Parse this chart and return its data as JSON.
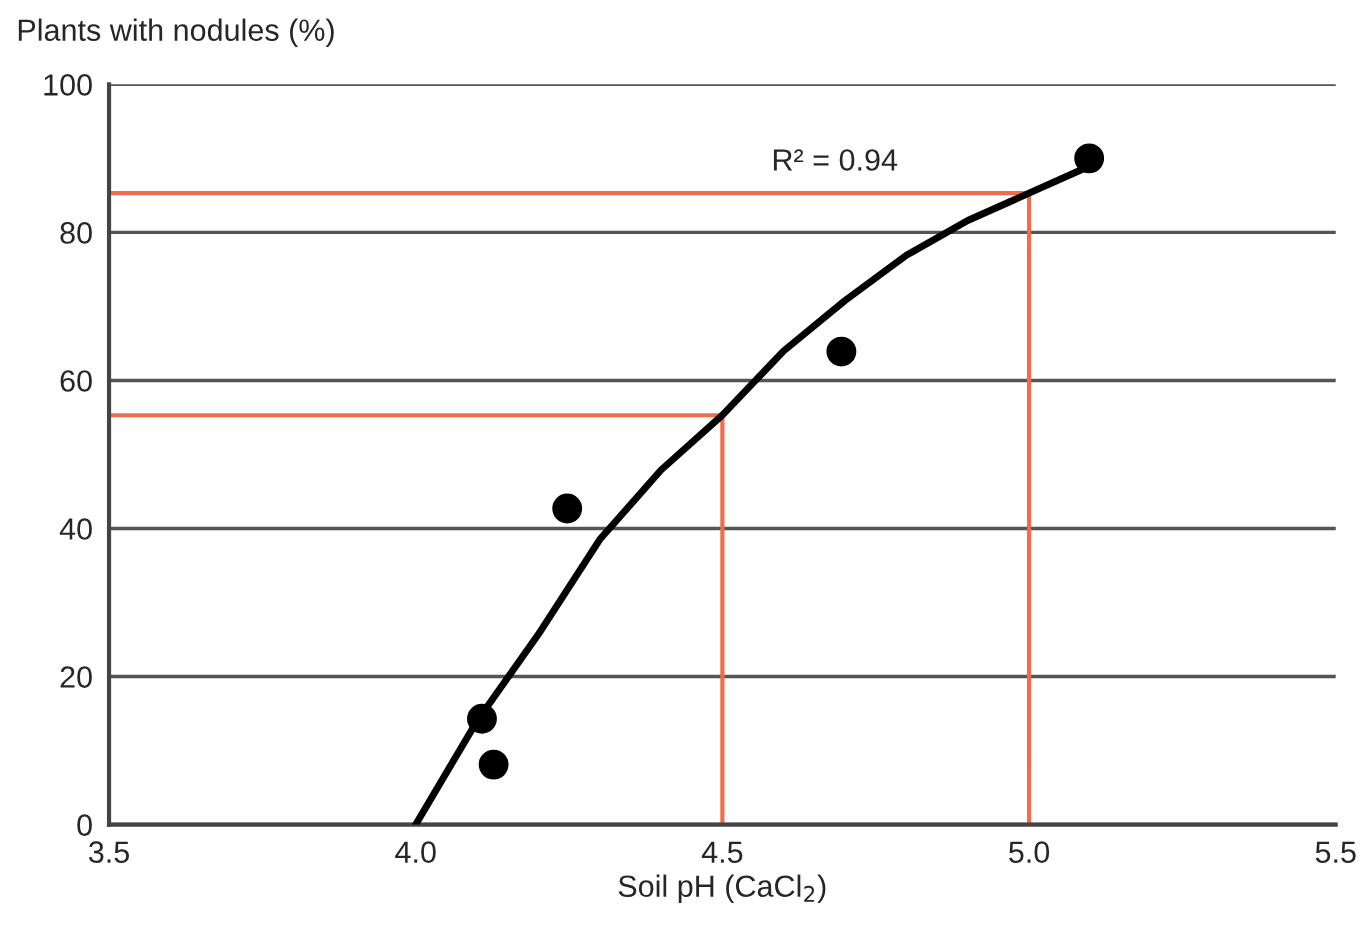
{
  "chart_data": {
    "type": "scatter",
    "ylabel": "Plants with nodules (%)",
    "xlabel": "Soil pH (CaCl$_{2}$)",
    "annotations": [
      "R² = 0.94"
    ],
    "xlim": [
      3.5,
      5.5
    ],
    "xticks": [
      {
        "value": 3.5,
        "label": "3.5"
      },
      {
        "value": 4.0,
        "label": "4.0"
      },
      {
        "value": 4.5,
        "label": "4.5"
      },
      {
        "value": 5.0,
        "label": "5.0"
      },
      {
        "value": 5.5,
        "label": "5.5"
      }
    ],
    "ylim": [
      0,
      100
    ],
    "yticks": [
      0,
      20,
      40,
      60,
      80,
      100
    ],
    "grid": "y",
    "series": [
      {
        "marker": "circle",
        "color": "#000000",
        "x": [
          4.108,
          4.127,
          4.247,
          4.694,
          5.098
        ],
        "values": [
          14.3,
          8.1,
          42.7,
          63.9,
          90.0
        ]
      },
      {
        "type": "line",
        "marker": "none",
        "color": "#000000",
        "x": [
          4.0,
          4.1,
          4.2,
          4.3,
          4.4,
          4.5,
          4.6,
          4.7,
          4.8,
          4.9,
          5.0,
          5.1
        ],
        "values": [
          0,
          14,
          25.7,
          38.5,
          47.9,
          55.3,
          64,
          70.8,
          76.9,
          81.6,
          85.3,
          89
        ]
      },
      {
        "type": "line",
        "marker": "none",
        "color": "#f26b4a",
        "x": [
          3.5,
          4.5,
          4.5
        ],
        "values": [
          55.3,
          55.3,
          0
        ]
      },
      {
        "type": "line",
        "marker": "none",
        "color": "#f26b4a",
        "x": [
          3.5,
          5.0,
          5.0
        ],
        "values": [
          85.3,
          85.3,
          0
        ]
      }
    ]
  }
}
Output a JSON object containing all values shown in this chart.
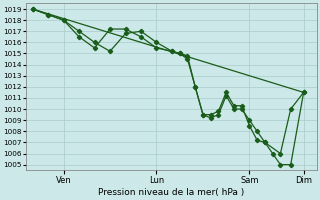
{
  "xlabel": "Pression niveau de la mer( hPa )",
  "bg_color": "#cce8e8",
  "grid_color": "#aacccc",
  "line_color": "#1a5c1a",
  "ylim": [
    1004.5,
    1019.5
  ],
  "xlim": [
    -5,
    220
  ],
  "xtick_positions": [
    24,
    96,
    168,
    210
  ],
  "xtick_labels": [
    "Ven",
    "Lun",
    "Sam",
    "Dim"
  ],
  "series1_x": [
    0,
    210
  ],
  "series1_y": [
    1019,
    1011.5
  ],
  "series2_x": [
    0,
    12,
    24,
    36,
    48,
    60,
    72,
    84,
    96,
    108,
    114,
    120,
    126,
    132,
    138,
    144,
    150,
    156,
    162,
    168,
    174,
    180,
    186,
    192,
    200,
    210
  ],
  "series2_y": [
    1019,
    1018.5,
    1018,
    1017,
    1016,
    1015.2,
    1016.8,
    1017,
    1016,
    1015.2,
    1015,
    1014.8,
    1012,
    1009.5,
    1009.2,
    1009.5,
    1011.2,
    1010,
    1010,
    1009,
    1008,
    1007,
    1006,
    1005,
    1005,
    1011.5
  ],
  "series3_x": [
    0,
    12,
    24,
    36,
    48,
    60,
    72,
    84,
    96,
    108,
    114,
    120,
    126,
    132,
    138,
    144,
    150,
    156,
    162,
    168,
    174,
    180,
    192,
    200,
    210
  ],
  "series3_y": [
    1019,
    1018.5,
    1018,
    1016.5,
    1015.5,
    1017.2,
    1017.2,
    1016.5,
    1015.5,
    1015.2,
    1015,
    1014.5,
    1012,
    1009.5,
    1009.5,
    1009.8,
    1011.5,
    1010.3,
    1010.3,
    1008.5,
    1007.2,
    1007,
    1006,
    1010,
    1011.5
  ]
}
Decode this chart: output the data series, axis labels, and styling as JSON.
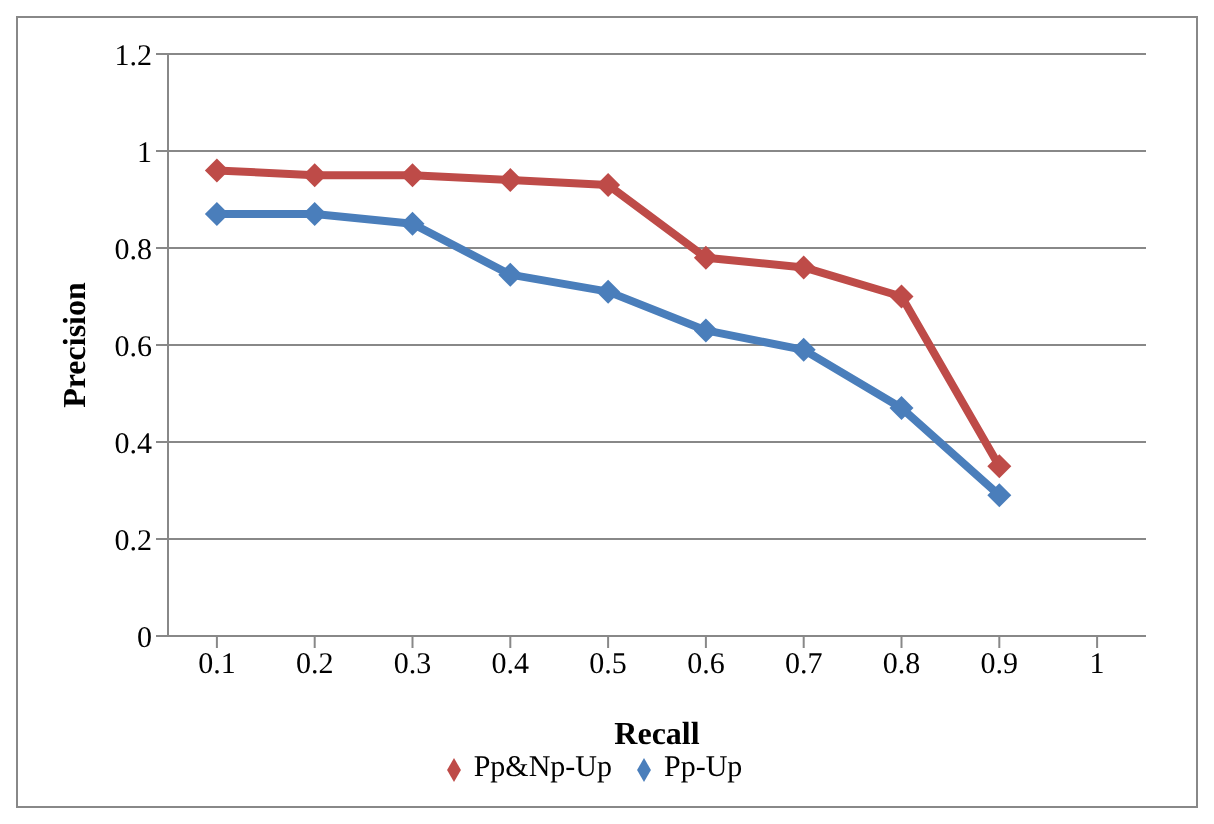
{
  "chart_data": {
    "type": "line",
    "xlabel": "Recall",
    "ylabel": "Precision",
    "categories": [
      "0.1",
      "0.2",
      "0.3",
      "0.4",
      "0.5",
      "0.6",
      "0.7",
      "0.8",
      "0.9",
      "1"
    ],
    "series": [
      {
        "name": "Pp-Up",
        "color": "#4a7ebb",
        "values": [
          0.87,
          0.87,
          0.85,
          0.745,
          0.71,
          0.63,
          0.59,
          0.47,
          0.29,
          null
        ]
      },
      {
        "name": "Pp&Np-Up",
        "color": "#be4b48",
        "values": [
          0.96,
          0.95,
          0.95,
          0.94,
          0.93,
          0.78,
          0.76,
          0.7,
          0.35,
          null
        ]
      }
    ],
    "ylim": [
      0,
      1.2
    ],
    "yticks": [
      0,
      0.2,
      0.4,
      0.6,
      0.8,
      1,
      1.2
    ],
    "grid": "y",
    "legend": "bottom",
    "marker": "diamond",
    "line_style": "solid"
  }
}
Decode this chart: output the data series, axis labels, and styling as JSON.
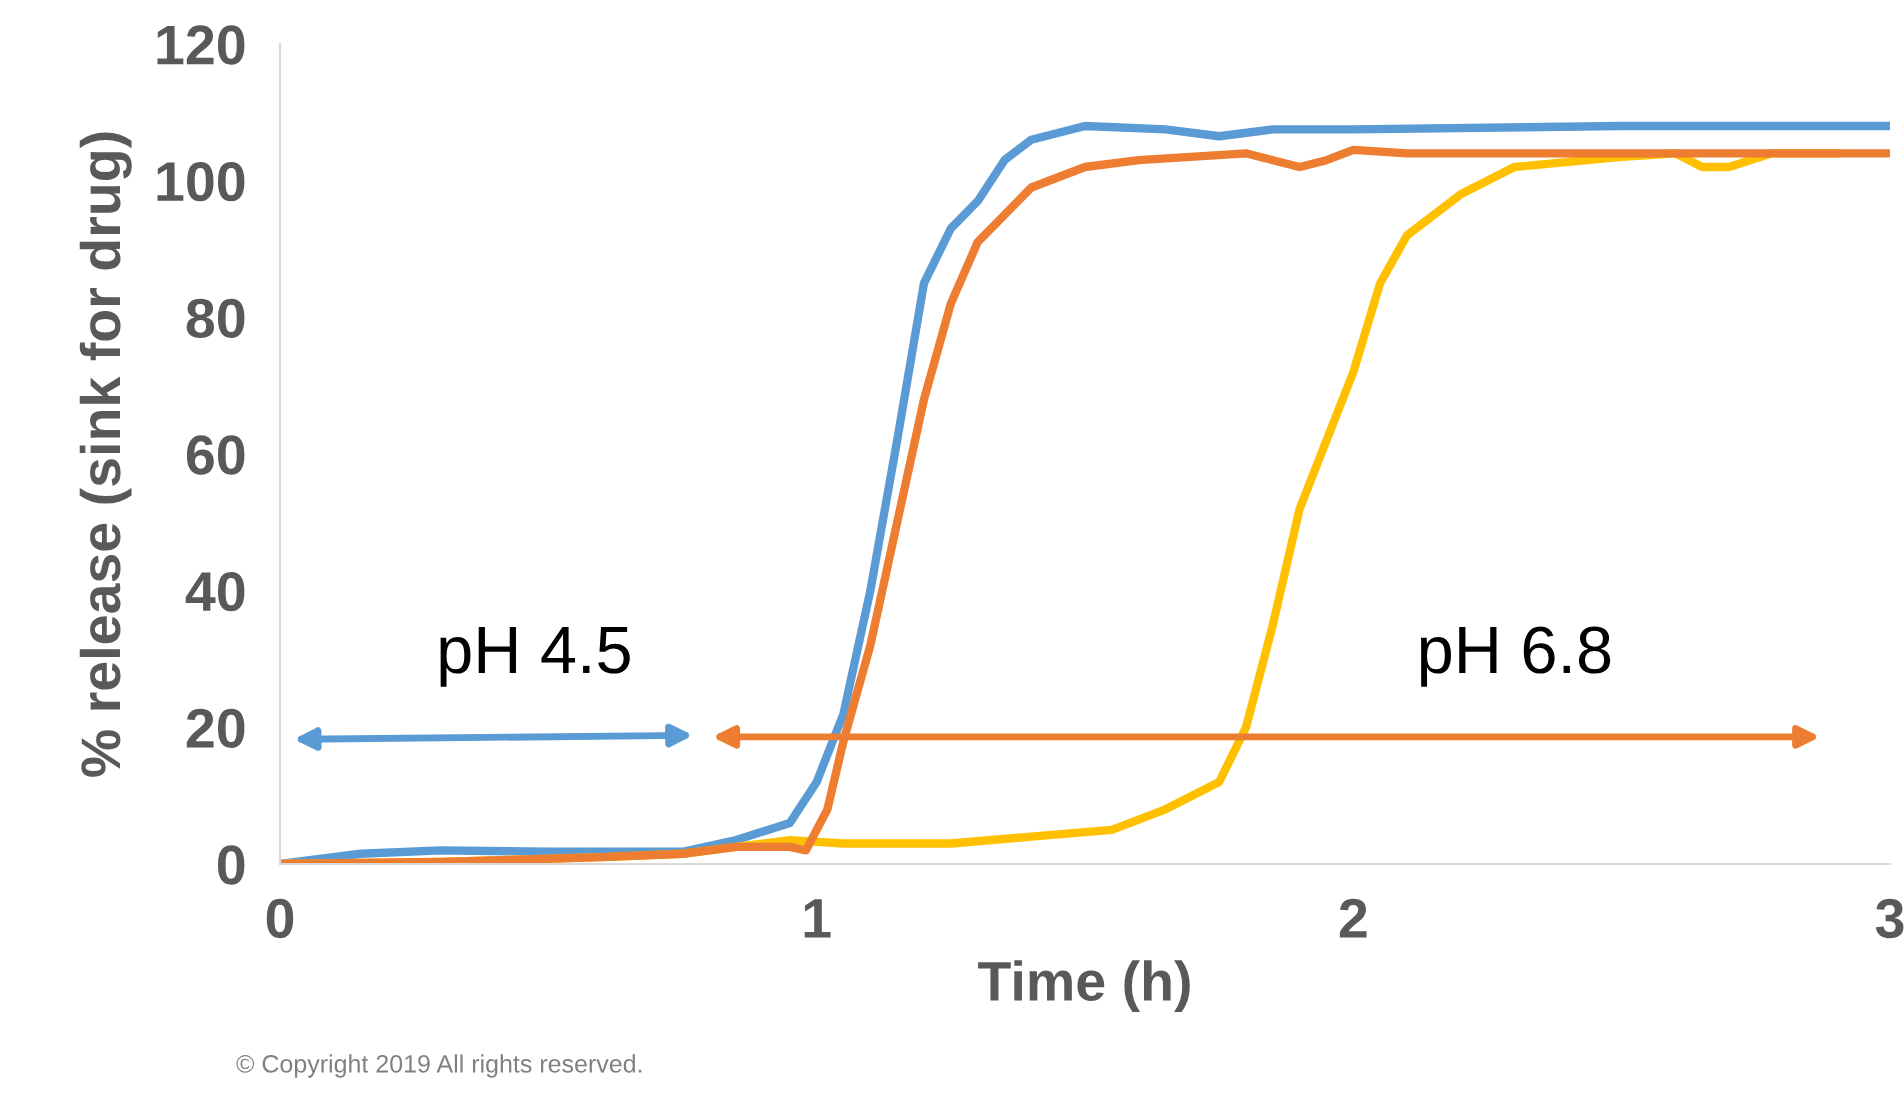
{
  "chart_data": {
    "type": "line",
    "xlabel": "Time (h)",
    "ylabel": "% release (sink for drug)",
    "xlim": [
      0,
      3
    ],
    "xticks": [
      0,
      1,
      2,
      3
    ],
    "ylim": [
      0,
      120
    ],
    "yticks": [
      0,
      20,
      40,
      60,
      80,
      100,
      120
    ],
    "grid": false,
    "legend": false,
    "marker": "none",
    "line_style": "solid",
    "series": [
      {
        "color": "#5b9bd5",
        "x": [
          0,
          0.15,
          0.3,
          0.5,
          0.75,
          0.85,
          0.95,
          1.0,
          1.05,
          1.1,
          1.15,
          1.2,
          1.25,
          1.3,
          1.35,
          1.4,
          1.5,
          1.65,
          1.75,
          1.85,
          2.0,
          2.5,
          3
        ],
        "values": [
          0,
          1.5,
          2,
          1.8,
          1.8,
          3.5,
          6,
          12,
          22,
          40,
          62,
          85,
          93,
          97,
          103,
          106,
          108,
          107.5,
          106.5,
          107.5,
          107.5,
          108,
          108
        ]
      },
      {
        "color": "#ffc000",
        "x": [
          0,
          0.3,
          0.6,
          0.75,
          0.85,
          0.95,
          1.05,
          1.25,
          1.4,
          1.55,
          1.65,
          1.75,
          1.8,
          1.85,
          1.9,
          2.0,
          2.05,
          2.1,
          2.2,
          2.3,
          2.5,
          2.6,
          2.65,
          2.7,
          2.78,
          2.85,
          2.9
        ],
        "values": [
          0,
          0.3,
          1,
          1.5,
          2.5,
          3.5,
          3,
          3,
          4,
          5,
          8,
          12,
          20,
          35,
          52,
          72,
          85,
          92,
          98,
          102,
          103.5,
          104,
          102,
          102,
          104,
          104,
          104
        ]
      },
      {
        "color": "#ed7d31",
        "x": [
          0,
          0.3,
          0.6,
          0.75,
          0.85,
          0.95,
          0.98,
          1.02,
          1.05,
          1.1,
          1.15,
          1.2,
          1.25,
          1.3,
          1.4,
          1.5,
          1.6,
          1.8,
          1.9,
          1.95,
          2.0,
          2.1,
          2.5,
          3
        ],
        "values": [
          0,
          0.3,
          1,
          1.5,
          2.5,
          2.5,
          2,
          8,
          18,
          32,
          50,
          68,
          82,
          91,
          99,
          102,
          103,
          104,
          102,
          103,
          104.5,
          104,
          104,
          104
        ]
      }
    ],
    "annotations": [
      "pH 4.5",
      "pH 6.8",
      "© Copyright 2019 All rights reserved."
    ]
  }
}
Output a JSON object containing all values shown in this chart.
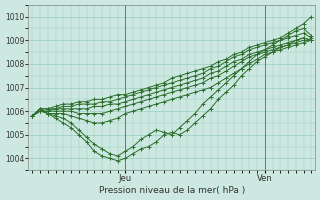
{
  "xlabel": "Pression niveau de la mer( hPa )",
  "ylim": [
    1003.5,
    1010.5
  ],
  "yticks": [
    1004,
    1005,
    1006,
    1007,
    1008,
    1009,
    1010
  ],
  "bg_color": "#cce8e0",
  "grid_color": "#99ccc0",
  "line_color": "#2d6e2d",
  "jeu_label": "Jeu",
  "ven_label": "Ven",
  "n_points": 37,
  "jeu_idx": 12,
  "ven_idx": 30,
  "lines": [
    [
      1005.8,
      1006.1,
      1005.9,
      1005.7,
      1005.5,
      1005.3,
      1005.0,
      1004.7,
      1004.3,
      1004.1,
      1004.0,
      1003.9,
      1004.0,
      1004.2,
      1004.4,
      1004.5,
      1004.7,
      1005.0,
      1005.1,
      1005.0,
      1005.2,
      1005.5,
      1005.8,
      1006.1,
      1006.5,
      1006.8,
      1007.1,
      1007.5,
      1007.8,
      1008.1,
      1008.3,
      1008.5,
      1008.7,
      1008.8,
      1009.0,
      1009.1,
      1009.0
    ],
    [
      1005.8,
      1006.1,
      1005.9,
      1005.8,
      1005.7,
      1005.5,
      1005.2,
      1004.9,
      1004.6,
      1004.4,
      1004.2,
      1004.1,
      1004.3,
      1004.5,
      1004.8,
      1005.0,
      1005.2,
      1005.1,
      1005.0,
      1005.3,
      1005.6,
      1005.9,
      1006.3,
      1006.6,
      1006.9,
      1007.2,
      1007.5,
      1007.8,
      1008.1,
      1008.4,
      1008.6,
      1008.8,
      1009.0,
      1009.2,
      1009.4,
      1009.5,
      1009.2
    ],
    [
      1005.8,
      1006.0,
      1005.9,
      1005.9,
      1005.9,
      1005.8,
      1005.7,
      1005.6,
      1005.5,
      1005.5,
      1005.6,
      1005.7,
      1005.9,
      1006.0,
      1006.1,
      1006.2,
      1006.3,
      1006.4,
      1006.5,
      1006.6,
      1006.7,
      1006.8,
      1006.9,
      1007.0,
      1007.2,
      1007.4,
      1007.6,
      1007.8,
      1008.0,
      1008.2,
      1008.4,
      1008.5,
      1008.6,
      1008.7,
      1008.8,
      1008.9,
      1009.0
    ],
    [
      1005.8,
      1006.0,
      1006.0,
      1006.0,
      1006.0,
      1006.0,
      1005.9,
      1005.9,
      1005.9,
      1005.9,
      1006.0,
      1006.1,
      1006.2,
      1006.3,
      1006.4,
      1006.5,
      1006.6,
      1006.7,
      1006.8,
      1006.9,
      1007.0,
      1007.1,
      1007.2,
      1007.4,
      1007.5,
      1007.7,
      1007.9,
      1008.1,
      1008.3,
      1008.4,
      1008.5,
      1008.6,
      1008.7,
      1008.8,
      1008.9,
      1009.0,
      1009.0
    ],
    [
      1005.8,
      1006.0,
      1006.0,
      1006.1,
      1006.1,
      1006.1,
      1006.1,
      1006.1,
      1006.2,
      1006.2,
      1006.3,
      1006.3,
      1006.4,
      1006.5,
      1006.6,
      1006.7,
      1006.8,
      1006.9,
      1007.0,
      1007.1,
      1007.2,
      1007.3,
      1007.4,
      1007.6,
      1007.7,
      1007.9,
      1008.1,
      1008.2,
      1008.4,
      1008.5,
      1008.6,
      1008.7,
      1008.8,
      1008.9,
      1009.0,
      1009.1,
      1009.0
    ],
    [
      1005.8,
      1006.1,
      1006.1,
      1006.1,
      1006.2,
      1006.2,
      1006.3,
      1006.3,
      1006.3,
      1006.4,
      1006.4,
      1006.5,
      1006.6,
      1006.7,
      1006.8,
      1006.9,
      1007.0,
      1007.1,
      1007.2,
      1007.3,
      1007.4,
      1007.5,
      1007.6,
      1007.8,
      1007.9,
      1008.1,
      1008.3,
      1008.4,
      1008.6,
      1008.7,
      1008.8,
      1008.9,
      1009.0,
      1009.1,
      1009.2,
      1009.3,
      1009.1
    ],
    [
      1005.8,
      1006.1,
      1006.1,
      1006.2,
      1006.3,
      1006.3,
      1006.4,
      1006.4,
      1006.5,
      1006.5,
      1006.6,
      1006.7,
      1006.7,
      1006.8,
      1006.9,
      1007.0,
      1007.1,
      1007.2,
      1007.4,
      1007.5,
      1007.6,
      1007.7,
      1007.8,
      1007.9,
      1008.1,
      1008.2,
      1008.4,
      1008.5,
      1008.7,
      1008.8,
      1008.9,
      1009.0,
      1009.1,
      1009.3,
      1009.5,
      1009.7,
      1010.0
    ]
  ]
}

[What the task asks] Check every line of the data above for the string "ylabel", and copy those that have it.

[Full solution]
    "ylabel": "Plants with nodules (%)",
    "ylabel": "Precision",
    "ylabel": "% release (sink for drug)",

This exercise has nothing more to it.